Task to complete: Each of the entries should be retyped precisely as it appears.

Records:
══════

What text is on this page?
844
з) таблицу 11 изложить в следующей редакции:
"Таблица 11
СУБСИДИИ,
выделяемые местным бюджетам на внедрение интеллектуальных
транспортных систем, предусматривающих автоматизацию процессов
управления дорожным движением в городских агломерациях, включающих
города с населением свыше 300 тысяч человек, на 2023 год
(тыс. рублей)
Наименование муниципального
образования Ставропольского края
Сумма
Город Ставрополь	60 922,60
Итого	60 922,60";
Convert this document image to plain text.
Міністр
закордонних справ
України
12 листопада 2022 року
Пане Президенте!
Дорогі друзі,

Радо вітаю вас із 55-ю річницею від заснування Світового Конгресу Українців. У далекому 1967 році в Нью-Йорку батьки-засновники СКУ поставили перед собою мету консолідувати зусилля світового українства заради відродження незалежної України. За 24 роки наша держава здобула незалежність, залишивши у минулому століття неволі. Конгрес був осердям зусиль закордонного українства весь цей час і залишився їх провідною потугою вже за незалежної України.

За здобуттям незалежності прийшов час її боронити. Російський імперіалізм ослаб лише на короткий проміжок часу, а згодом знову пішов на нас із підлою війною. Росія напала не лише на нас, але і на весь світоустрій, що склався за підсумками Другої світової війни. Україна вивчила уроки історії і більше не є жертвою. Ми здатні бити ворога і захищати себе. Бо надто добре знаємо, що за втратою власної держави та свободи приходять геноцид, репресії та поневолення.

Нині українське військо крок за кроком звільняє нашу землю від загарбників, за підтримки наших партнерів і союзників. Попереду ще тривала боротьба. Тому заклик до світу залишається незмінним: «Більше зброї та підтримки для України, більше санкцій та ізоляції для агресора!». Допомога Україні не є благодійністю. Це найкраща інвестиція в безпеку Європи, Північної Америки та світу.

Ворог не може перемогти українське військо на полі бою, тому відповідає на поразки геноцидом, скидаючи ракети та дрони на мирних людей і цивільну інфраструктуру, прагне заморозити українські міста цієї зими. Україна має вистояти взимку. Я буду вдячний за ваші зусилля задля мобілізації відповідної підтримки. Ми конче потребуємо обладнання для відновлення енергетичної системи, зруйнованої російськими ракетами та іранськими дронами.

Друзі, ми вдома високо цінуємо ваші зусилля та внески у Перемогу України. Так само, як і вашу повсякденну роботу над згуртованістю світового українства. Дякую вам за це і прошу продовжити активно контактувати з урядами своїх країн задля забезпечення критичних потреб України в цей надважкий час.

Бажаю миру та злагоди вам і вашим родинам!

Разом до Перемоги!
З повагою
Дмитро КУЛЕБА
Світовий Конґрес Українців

══════

Written answer:
What text is on this page?
844
з) таблицу 11 изложить в следующей редакции:
"Таблица 11
СУБСИДИИ,
выделяемые местным бюджетам на внедрение интеллектуальных
транспортных систем, предусматривающих автоматизацию процессов
управления дорожным движением в городских агломерациях, включающих
города с населением свыше 300 тысяч человек, на 2023 год
(тыс. рублей)
Наименование муниципального
образования Ставропольского края
Сумма
Город Ставрополь	60 922,60
Итого	60 922,60";
Convert this document image to plain text.
Міністр
закордонних справ
України
12 листопада 2022 року
Пане Президенте!
Дорогі друзі,

Радо вітаю вас із 55-ю річницею від заснування Світового Конгресу Українців. У далекому 1967 році в Нью-Йорку батьки-засновники СКУ поставили перед собою мету консолідувати зусилля світового українства заради відродження незалежної України. За 24 роки наша держава здобула незалежність, залишивши у минулому століття неволі. Конгрес був осердям зусиль закордонного українства весь цей час і залишився їх провідною потугою вже за незалежної України.

За здобуттям незалежності прийшов час її боронити. Російський імперіалізм ослаб лише на короткий проміжок часу, а згодом знову пішов на нас із підлою війною. Росія напала не лише на нас, але і на весь світоустрій, що склався за підсумками Другої світової війни. Україна вивчила уроки історії і більше не є жертвою. Ми здатні бити ворога і захищати себе. Бо надто добре знаємо, що за втратою власної держави та свободи приходять геноцид, репресії та поневолення.

Нині українське військо крок за кроком звільняє нашу землю від загарбників, за підтримки наших партнерів і союзників. Попереду ще тривала боротьба. Тому заклик до світу залишається незмінним: «Більше зброї та підтримки для України, більше санкцій та ізоляції для агресора!». Допомога Україні не є благодійністю. Це найкраща інвестиція в безпеку Європи, Північної Америки та світу.

Ворог не може перемогти українське військо на полі бою, тому відповідає на поразки геноцидом, скидаючи ракети та дрони на мирних людей і цивільну інфраструктуру, прагне заморозити українські міста цієї зими. Україна має вистояти взимку. Я буду вдячний за ваші зусилля задля мобілізації відповідної підтримки. Ми конче потребуємо обладнання для відновлення енергетичної системи, зруйнованої російськими ракетами та іранськими дронами.

Друзі, ми вдома високо цінуємо ваші зусилля та внески у Перемогу України. Так само, як і вашу повсякденну роботу над згуртованістю світового українства. Дякую вам за це і прошу продовжити активно контактувати з урядами своїх країн задля забезпечення критичних потреб України в цей надважкий час.

Бажаю миру та злагоди вам і вашим родинам!

Разом до Перемоги!
З повагою
Дмитро КУЛЕБА
Світовий Конґрес Українців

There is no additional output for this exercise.